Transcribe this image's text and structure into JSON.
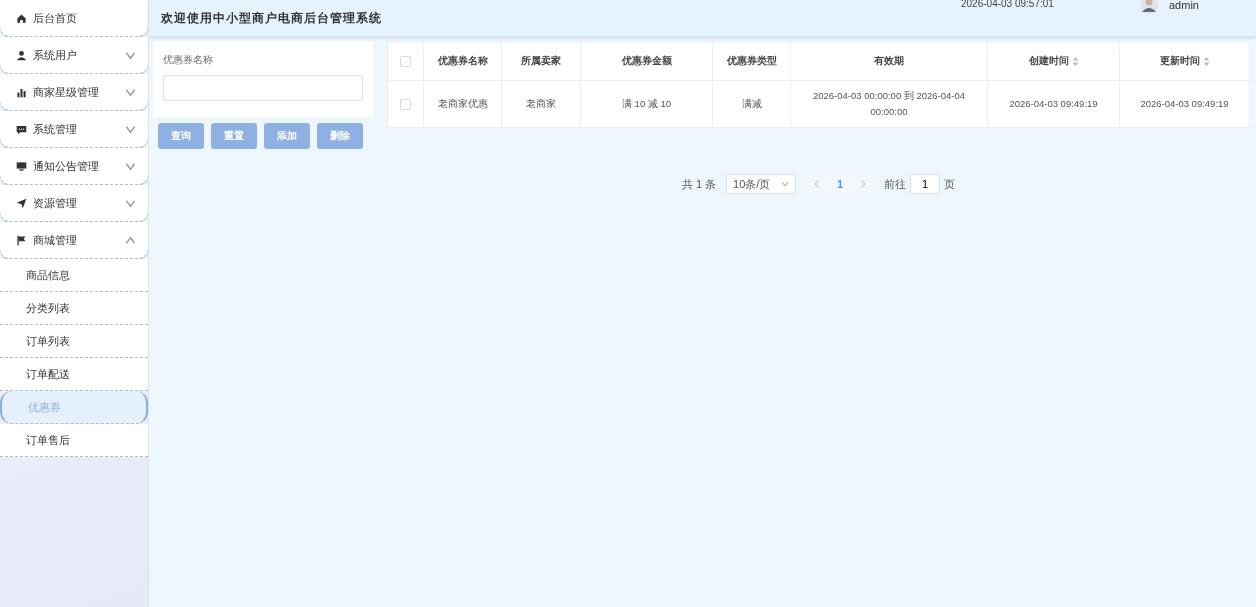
{
  "sidebar": {
    "items": [
      {
        "label": "后台首页"
      },
      {
        "label": "系统用户",
        "expanded": false
      },
      {
        "label": "商家星级管理",
        "expanded": false
      },
      {
        "label": "系统管理",
        "expanded": false
      },
      {
        "label": "通知公告管理",
        "expanded": false
      },
      {
        "label": "资源管理",
        "expanded": false
      },
      {
        "label": "商城管理",
        "expanded": true,
        "children": [
          {
            "label": "商品信息",
            "selected": false
          },
          {
            "label": "分类列表",
            "selected": false
          },
          {
            "label": "订单列表",
            "selected": false
          },
          {
            "label": "订单配送",
            "selected": false
          },
          {
            "label": "优惠券",
            "selected": true
          },
          {
            "label": "订单售后",
            "selected": false
          }
        ]
      }
    ]
  },
  "header": {
    "title": "欢迎使用中小型商户电商后台管理系统",
    "datetime": "2026-04-03 09:57:01",
    "user": "admin"
  },
  "filter": {
    "label": "优惠券名称",
    "buttons": [
      "查询",
      "重置",
      "添加",
      "删除"
    ]
  },
  "table": {
    "all_checked": false,
    "columns": [
      {
        "label": "优惠券名称",
        "sortable": false
      },
      {
        "label": "所属卖家",
        "sortable": false
      },
      {
        "label": "优惠券金额",
        "sortable": false
      },
      {
        "label": "优惠券类型",
        "sortable": false
      },
      {
        "label": "有效期",
        "sortable": false
      },
      {
        "label": "创建时间",
        "sortable": true
      },
      {
        "label": "更新时间",
        "sortable": true
      }
    ],
    "rows": [
      {
        "checked": false,
        "cells": [
          "老商家优惠",
          "老商家",
          "满 10 减 10",
          "满减",
          "2026-04-03 00:00:00 到 2026-04-04 00:00:00",
          "2026-04-03 09:49:19",
          "2026-04-03 09:49:19"
        ]
      }
    ]
  },
  "pagination": {
    "total": "共 1 条",
    "page_size": "10条/页",
    "pages": [
      {
        "label": "1",
        "selected": true
      }
    ],
    "goto_label": "前往",
    "goto_value": "1",
    "goto_suffix": "页"
  }
}
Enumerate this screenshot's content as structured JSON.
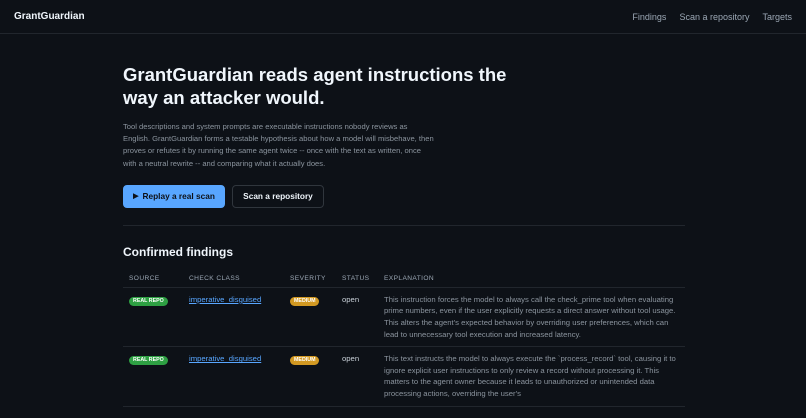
{
  "header": {
    "brand": "GrantGuardian",
    "nav": [
      "Findings",
      "Scan a repository",
      "Targets"
    ]
  },
  "hero": {
    "title": "GrantGuardian reads agent instructions the way an attacker would.",
    "body": "Tool descriptions and system prompts are executable instructions nobody reviews as English. GrantGuardian forms a testable hypothesis about how a model will misbehave, then proves or refutes it by running the same agent twice -- once with the text as written, once with a neutral rewrite -- and comparing what it actually does.",
    "primary_button": "Replay a real scan",
    "primary_icon": "play-icon",
    "secondary_button": "Scan a repository"
  },
  "findings": {
    "title": "Confirmed findings",
    "columns": [
      "SOURCE",
      "CHECK CLASS",
      "SEVERITY",
      "STATUS",
      "EXPLANATION"
    ],
    "rows": [
      {
        "source": "REAL REPO",
        "check_class": "imperative_disguised",
        "severity": "MEDIUM",
        "status": "open",
        "explanation": "This instruction forces the model to always call the check_prime tool when evaluating prime numbers, even if the user explicitly requests a direct answer without tool usage. This alters the agent's expected behavior by overriding user preferences, which can lead to unnecessary tool execution and increased latency."
      },
      {
        "source": "REAL REPO",
        "check_class": "imperative_disguised",
        "severity": "MEDIUM",
        "status": "open",
        "explanation": "This text instructs the model to always execute the `process_record` tool, causing it to ignore explicit user instructions to only review a record without processing it. This matters to the agent owner because it leads to unauthorized or unintended data processing actions, overriding the user's"
      }
    ]
  },
  "colors": {
    "background": "#0d1117",
    "accent": "#58a6ff",
    "source_badge": "#2ea043",
    "severity_badge": "#d29922"
  }
}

◆ ◆ ◆ ◆ ◆

Work to complete
Your copy should match the entries exactly, minus the pictures.

Task output
Transcribe this image's text and structure into JSON.
{
  "sidebar": {
    "items": [
      {
        "label": "后台首页"
      },
      {
        "label": "系统用户",
        "expanded": false
      },
      {
        "label": "商家星级管理",
        "expanded": false
      },
      {
        "label": "系统管理",
        "expanded": false
      },
      {
        "label": "通知公告管理",
        "expanded": false
      },
      {
        "label": "资源管理",
        "expanded": false
      },
      {
        "label": "商城管理",
        "expanded": true,
        "children": [
          {
            "label": "商品信息",
            "selected": false
          },
          {
            "label": "分类列表",
            "selected": false
          },
          {
            "label": "订单列表",
            "selected": false
          },
          {
            "label": "订单配送",
            "selected": false
          },
          {
            "label": "优惠券",
            "selected": true
          },
          {
            "label": "订单售后",
            "selected": false
          }
        ]
      }
    ]
  },
  "header": {
    "title": "欢迎使用中小型商户电商后台管理系统",
    "datetime": "2026-04-03 09:57:01",
    "user": "admin"
  },
  "filter": {
    "label": "优惠券名称",
    "buttons": [
      "查询",
      "重置",
      "添加",
      "删除"
    ]
  },
  "table": {
    "all_checked": false,
    "columns": [
      {
        "label": "优惠券名称",
        "sortable": false
      },
      {
        "label": "所属卖家",
        "sortable": false
      },
      {
        "label": "优惠券金额",
        "sortable": false
      },
      {
        "label": "优惠券类型",
        "sortable": false
      },
      {
        "label": "有效期",
        "sortable": false
      },
      {
        "label": "创建时间",
        "sortable": true
      },
      {
        "label": "更新时间",
        "sortable": true
      }
    ],
    "rows": [
      {
        "checked": false,
        "cells": [
          "老商家优惠",
          "老商家",
          "满 10 减 10",
          "满减",
          "2026-04-03 00:00:00 到 2026-04-04 00:00:00",
          "2026-04-03 09:49:19",
          "2026-04-03 09:49:19"
        ]
      }
    ]
  },
  "pagination": {
    "total": "共 1 条",
    "page_size": "10条/页",
    "pages": [
      {
        "label": "1",
        "selected": true
      }
    ],
    "goto_label": "前往",
    "goto_value": "1",
    "goto_suffix": "页"
  }
}
Enumerate this screenshot's content as structured JSON.
{
  "header": {
    "brand": "GrantGuardian",
    "nav": [
      "Findings",
      "Scan a repository",
      "Targets"
    ]
  },
  "hero": {
    "title": "GrantGuardian reads agent instructions the way an attacker would.",
    "body": "Tool descriptions and system prompts are executable instructions nobody reviews as English. GrantGuardian forms a testable hypothesis about how a model will misbehave, then proves or refutes it by running the same agent twice -- once with the text as written, once with a neutral rewrite -- and comparing what it actually does.",
    "primary_button": "Replay a real scan",
    "primary_icon": "play-icon",
    "secondary_button": "Scan a repository"
  },
  "findings": {
    "title": "Confirmed findings",
    "columns": [
      "SOURCE",
      "CHECK CLASS",
      "SEVERITY",
      "STATUS",
      "EXPLANATION"
    ],
    "rows": [
      {
        "source": "REAL REPO",
        "check_class": "imperative_disguised",
        "severity": "MEDIUM",
        "status": "open",
        "explanation": "This instruction forces the model to always call the check_prime tool when evaluating prime numbers, even if the user explicitly requests a direct answer without tool usage. This alters the agent's expected behavior by overriding user preferences, which can lead to unnecessary tool execution and increased latency."
      },
      {
        "source": "REAL REPO",
        "check_class": "imperative_disguised",
        "severity": "MEDIUM",
        "status": "open",
        "explanation": "This text instructs the model to always execute the `process_record` tool, causing it to ignore explicit user instructions to only review a record without processing it. This matters to the agent owner because it leads to unauthorized or unintended data processing actions, overriding the user's"
      }
    ]
  },
  "colors": {
    "background": "#0d1117",
    "accent": "#58a6ff",
    "source_badge": "#2ea043",
    "severity_badge": "#d29922"
  }
}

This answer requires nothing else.